── The records ──

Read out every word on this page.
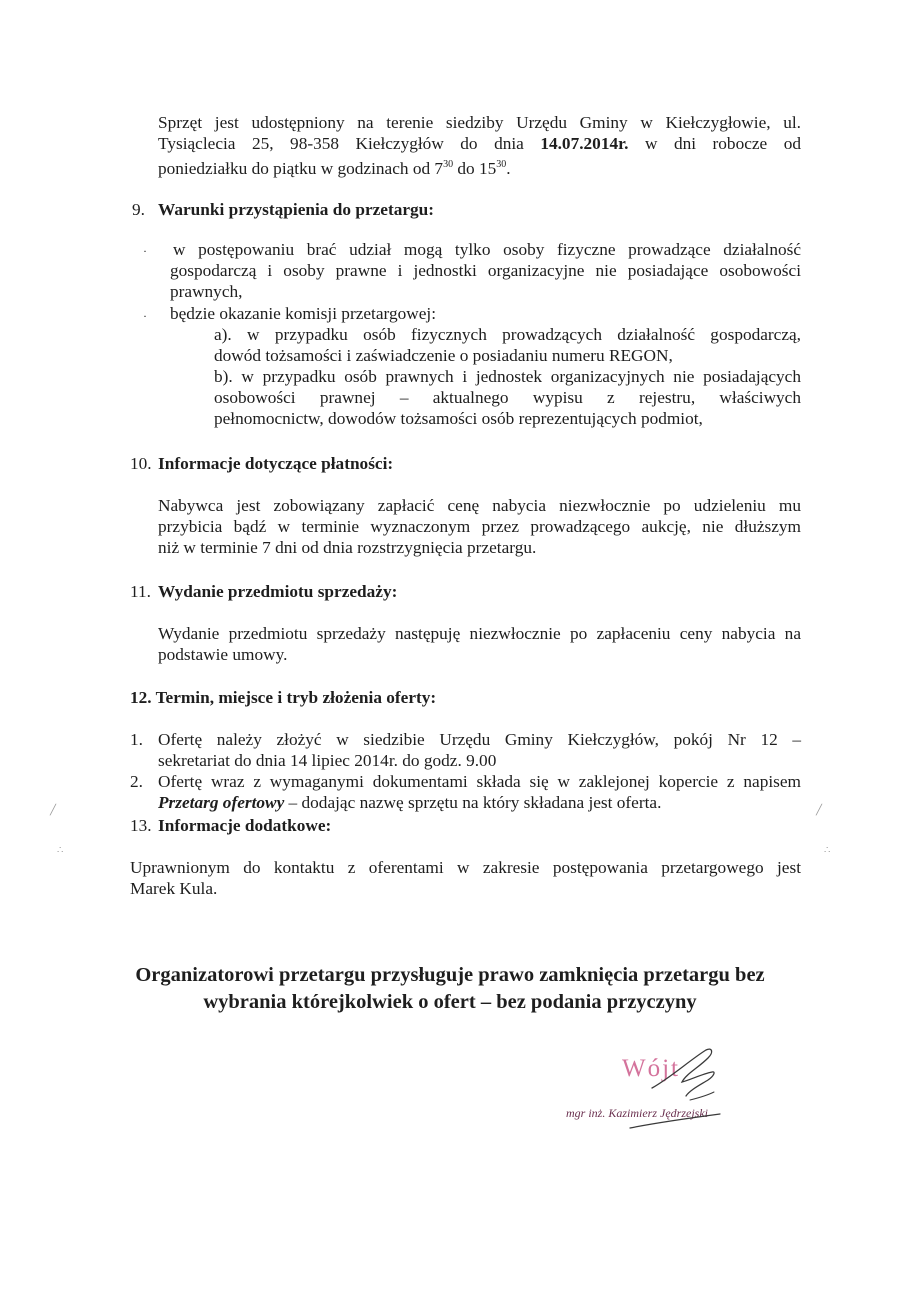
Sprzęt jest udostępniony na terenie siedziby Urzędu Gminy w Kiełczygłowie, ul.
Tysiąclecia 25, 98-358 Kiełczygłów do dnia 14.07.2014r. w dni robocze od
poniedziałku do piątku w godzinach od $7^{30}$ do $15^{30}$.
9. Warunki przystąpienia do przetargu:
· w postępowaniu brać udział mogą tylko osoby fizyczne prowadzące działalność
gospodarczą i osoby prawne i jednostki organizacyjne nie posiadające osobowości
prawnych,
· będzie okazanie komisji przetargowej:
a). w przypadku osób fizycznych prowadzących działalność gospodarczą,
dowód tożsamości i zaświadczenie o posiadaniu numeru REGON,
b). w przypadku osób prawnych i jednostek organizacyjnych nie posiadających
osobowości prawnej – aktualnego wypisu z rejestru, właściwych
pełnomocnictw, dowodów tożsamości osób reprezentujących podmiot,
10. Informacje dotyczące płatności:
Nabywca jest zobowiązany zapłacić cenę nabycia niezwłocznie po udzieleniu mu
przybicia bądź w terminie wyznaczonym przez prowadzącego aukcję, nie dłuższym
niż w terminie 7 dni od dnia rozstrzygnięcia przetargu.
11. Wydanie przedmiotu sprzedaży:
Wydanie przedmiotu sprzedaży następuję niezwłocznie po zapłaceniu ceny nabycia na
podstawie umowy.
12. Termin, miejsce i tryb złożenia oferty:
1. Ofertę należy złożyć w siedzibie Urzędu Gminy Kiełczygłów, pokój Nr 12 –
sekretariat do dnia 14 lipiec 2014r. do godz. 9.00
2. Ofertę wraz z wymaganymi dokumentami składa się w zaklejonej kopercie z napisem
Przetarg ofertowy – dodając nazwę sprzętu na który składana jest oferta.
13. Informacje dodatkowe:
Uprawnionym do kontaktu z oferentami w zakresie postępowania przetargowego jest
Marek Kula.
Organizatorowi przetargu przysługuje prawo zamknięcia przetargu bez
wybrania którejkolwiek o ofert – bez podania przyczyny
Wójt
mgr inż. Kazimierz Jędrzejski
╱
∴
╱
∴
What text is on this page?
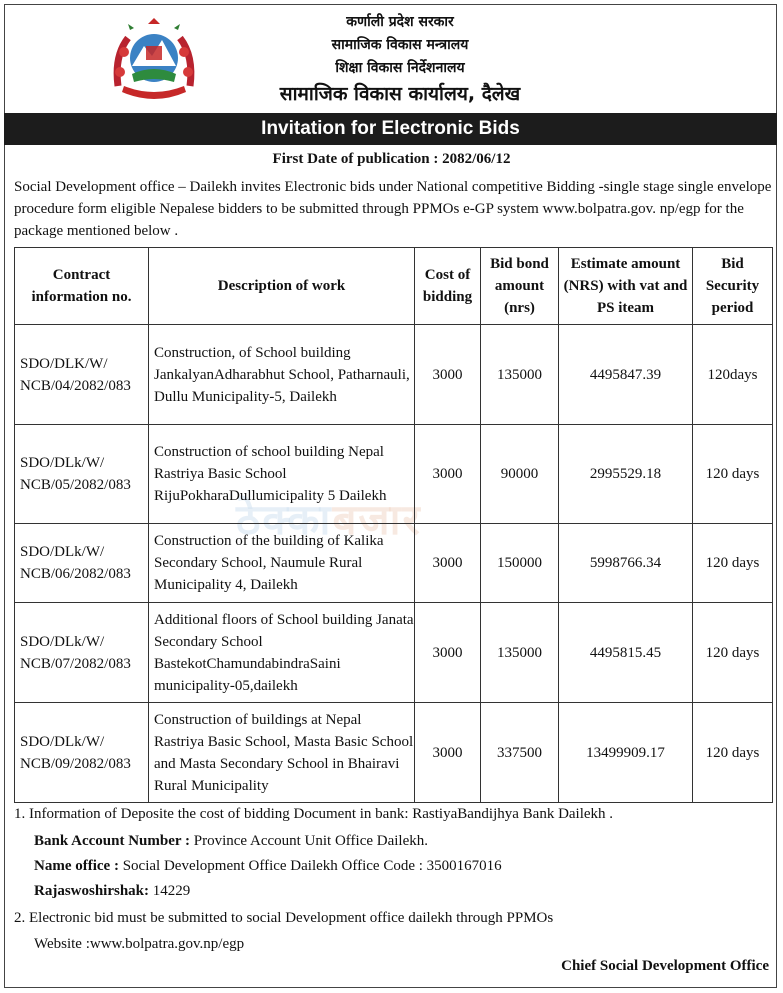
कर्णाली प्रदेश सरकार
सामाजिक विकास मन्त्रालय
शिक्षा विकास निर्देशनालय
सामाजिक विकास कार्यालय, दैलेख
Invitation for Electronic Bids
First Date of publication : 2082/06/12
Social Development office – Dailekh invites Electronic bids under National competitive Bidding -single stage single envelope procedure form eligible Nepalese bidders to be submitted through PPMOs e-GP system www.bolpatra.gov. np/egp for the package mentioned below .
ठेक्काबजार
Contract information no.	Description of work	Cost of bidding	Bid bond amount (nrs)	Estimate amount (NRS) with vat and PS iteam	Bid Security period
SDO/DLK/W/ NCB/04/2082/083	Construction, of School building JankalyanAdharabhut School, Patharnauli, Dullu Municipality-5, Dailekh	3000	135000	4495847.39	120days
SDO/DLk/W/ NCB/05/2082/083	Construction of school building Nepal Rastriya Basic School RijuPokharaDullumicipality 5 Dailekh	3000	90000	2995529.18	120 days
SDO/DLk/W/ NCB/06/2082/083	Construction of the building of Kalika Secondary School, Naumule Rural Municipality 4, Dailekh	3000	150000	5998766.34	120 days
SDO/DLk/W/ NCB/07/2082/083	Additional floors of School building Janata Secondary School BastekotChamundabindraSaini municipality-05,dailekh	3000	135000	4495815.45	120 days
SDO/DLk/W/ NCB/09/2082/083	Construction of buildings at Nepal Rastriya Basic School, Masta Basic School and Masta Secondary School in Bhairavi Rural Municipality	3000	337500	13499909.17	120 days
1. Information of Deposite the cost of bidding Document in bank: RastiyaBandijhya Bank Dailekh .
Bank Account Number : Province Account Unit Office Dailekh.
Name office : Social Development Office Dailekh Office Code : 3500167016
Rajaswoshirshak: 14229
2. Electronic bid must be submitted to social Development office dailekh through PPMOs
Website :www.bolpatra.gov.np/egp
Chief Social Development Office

───

**Set exercise:**
Return all lines of the material above in which the word "PPMOs" occurs.

**The result:**
Social Development office – Dailekh invites Electronic bids under National competitive Bidding -single stage single envelope procedure form eligible Nepalese bidders to be submitted through PPMOs e-GP system www.bolpatra.gov. np/egp for the package mentioned below .
2. Electronic bid must be submitted to social Development office dailekh through PPMOs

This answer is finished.